* START Material provided *

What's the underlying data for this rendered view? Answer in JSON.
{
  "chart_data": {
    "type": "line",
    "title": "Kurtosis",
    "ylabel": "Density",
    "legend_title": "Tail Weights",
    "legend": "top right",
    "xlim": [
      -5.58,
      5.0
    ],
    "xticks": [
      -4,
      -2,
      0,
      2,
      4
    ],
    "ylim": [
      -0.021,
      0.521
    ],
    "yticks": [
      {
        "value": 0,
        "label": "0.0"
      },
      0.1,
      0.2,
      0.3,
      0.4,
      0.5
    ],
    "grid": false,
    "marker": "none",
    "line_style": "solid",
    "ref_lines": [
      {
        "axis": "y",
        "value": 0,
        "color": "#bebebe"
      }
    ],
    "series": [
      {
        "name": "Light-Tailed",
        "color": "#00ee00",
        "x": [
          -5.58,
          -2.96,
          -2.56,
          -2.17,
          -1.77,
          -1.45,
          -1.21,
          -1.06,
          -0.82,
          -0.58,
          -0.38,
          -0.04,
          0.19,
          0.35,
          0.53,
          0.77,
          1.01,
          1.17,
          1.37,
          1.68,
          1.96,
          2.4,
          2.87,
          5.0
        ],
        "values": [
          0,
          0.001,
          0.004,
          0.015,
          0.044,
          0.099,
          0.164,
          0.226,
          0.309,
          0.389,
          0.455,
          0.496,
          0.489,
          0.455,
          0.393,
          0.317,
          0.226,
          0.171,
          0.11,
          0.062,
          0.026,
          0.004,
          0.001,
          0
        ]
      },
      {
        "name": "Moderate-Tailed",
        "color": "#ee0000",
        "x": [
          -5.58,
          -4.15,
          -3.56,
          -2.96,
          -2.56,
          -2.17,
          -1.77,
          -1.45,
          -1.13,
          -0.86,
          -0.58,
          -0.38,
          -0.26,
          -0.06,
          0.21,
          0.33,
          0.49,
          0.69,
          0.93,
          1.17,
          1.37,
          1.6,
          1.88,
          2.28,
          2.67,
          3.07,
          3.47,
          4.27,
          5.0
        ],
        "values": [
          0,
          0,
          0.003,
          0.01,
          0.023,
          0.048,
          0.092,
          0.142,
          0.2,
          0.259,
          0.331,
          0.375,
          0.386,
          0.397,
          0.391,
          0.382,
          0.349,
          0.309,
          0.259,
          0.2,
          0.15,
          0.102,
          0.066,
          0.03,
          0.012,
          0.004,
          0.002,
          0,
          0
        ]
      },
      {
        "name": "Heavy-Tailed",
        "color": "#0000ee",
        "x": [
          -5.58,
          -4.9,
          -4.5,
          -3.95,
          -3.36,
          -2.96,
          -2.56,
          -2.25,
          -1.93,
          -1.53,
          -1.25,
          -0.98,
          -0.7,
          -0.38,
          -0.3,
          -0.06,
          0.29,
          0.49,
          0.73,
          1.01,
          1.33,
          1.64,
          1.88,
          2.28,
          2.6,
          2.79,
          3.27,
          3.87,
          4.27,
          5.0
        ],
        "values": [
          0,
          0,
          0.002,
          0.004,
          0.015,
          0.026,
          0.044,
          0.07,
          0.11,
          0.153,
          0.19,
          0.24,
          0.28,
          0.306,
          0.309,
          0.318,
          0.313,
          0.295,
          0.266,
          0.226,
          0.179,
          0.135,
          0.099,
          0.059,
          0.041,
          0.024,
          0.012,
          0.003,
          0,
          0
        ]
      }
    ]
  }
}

* END Material provided *

[What is required]:
Transcribe the data. Leave every line exactly as it is.

[In response]:
What's the underlying data for this rendered view? Answer in JSON.
{
  "chart_data": {
    "type": "line",
    "title": "Kurtosis",
    "ylabel": "Density",
    "legend_title": "Tail Weights",
    "legend": "top right",
    "xlim": [
      -5.58,
      5.0
    ],
    "xticks": [
      -4,
      -2,
      0,
      2,
      4
    ],
    "ylim": [
      -0.021,
      0.521
    ],
    "yticks": [
      {
        "value": 0,
        "label": "0.0"
      },
      0.1,
      0.2,
      0.3,
      0.4,
      0.5
    ],
    "grid": false,
    "marker": "none",
    "line_style": "solid",
    "ref_lines": [
      {
        "axis": "y",
        "value": 0,
        "color": "#bebebe"
      }
    ],
    "series": [
      {
        "name": "Light-Tailed",
        "color": "#00ee00",
        "x": [
          -5.58,
          -2.96,
          -2.56,
          -2.17,
          -1.77,
          -1.45,
          -1.21,
          -1.06,
          -0.82,
          -0.58,
          -0.38,
          -0.04,
          0.19,
          0.35,
          0.53,
          0.77,
          1.01,
          1.17,
          1.37,
          1.68,
          1.96,
          2.4,
          2.87,
          5.0
        ],
        "values": [
          0,
          0.001,
          0.004,
          0.015,
          0.044,
          0.099,
          0.164,
          0.226,
          0.309,
          0.389,
          0.455,
          0.496,
          0.489,
          0.455,
          0.393,
          0.317,
          0.226,
          0.171,
          0.11,
          0.062,
          0.026,
          0.004,
          0.001,
          0
        ]
      },
      {
        "name": "Moderate-Tailed",
        "color": "#ee0000",
        "x": [
          -5.58,
          -4.15,
          -3.56,
          -2.96,
          -2.56,
          -2.17,
          -1.77,
          -1.45,
          -1.13,
          -0.86,
          -0.58,
          -0.38,
          -0.26,
          -0.06,
          0.21,
          0.33,
          0.49,
          0.69,
          0.93,
          1.17,
          1.37,
          1.6,
          1.88,
          2.28,
          2.67,
          3.07,
          3.47,
          4.27,
          5.0
        ],
        "values": [
          0,
          0,
          0.003,
          0.01,
          0.023,
          0.048,
          0.092,
          0.142,
          0.2,
          0.259,
          0.331,
          0.375,
          0.386,
          0.397,
          0.391,
          0.382,
          0.349,
          0.309,
          0.259,
          0.2,
          0.15,
          0.102,
          0.066,
          0.03,
          0.012,
          0.004,
          0.002,
          0,
          0
        ]
      },
      {
        "name": "Heavy-Tailed",
        "color": "#0000ee",
        "x": [
          -5.58,
          -4.9,
          -4.5,
          -3.95,
          -3.36,
          -2.96,
          -2.56,
          -2.25,
          -1.93,
          -1.53,
          -1.25,
          -0.98,
          -0.7,
          -0.38,
          -0.3,
          -0.06,
          0.29,
          0.49,
          0.73,
          1.01,
          1.33,
          1.64,
          1.88,
          2.28,
          2.6,
          2.79,
          3.27,
          3.87,
          4.27,
          5.0
        ],
        "values": [
          0,
          0,
          0.002,
          0.004,
          0.015,
          0.026,
          0.044,
          0.07,
          0.11,
          0.153,
          0.19,
          0.24,
          0.28,
          0.306,
          0.309,
          0.318,
          0.313,
          0.295,
          0.266,
          0.226,
          0.179,
          0.135,
          0.099,
          0.059,
          0.041,
          0.024,
          0.012,
          0.003,
          0,
          0
        ]
      }
    ]
  }
}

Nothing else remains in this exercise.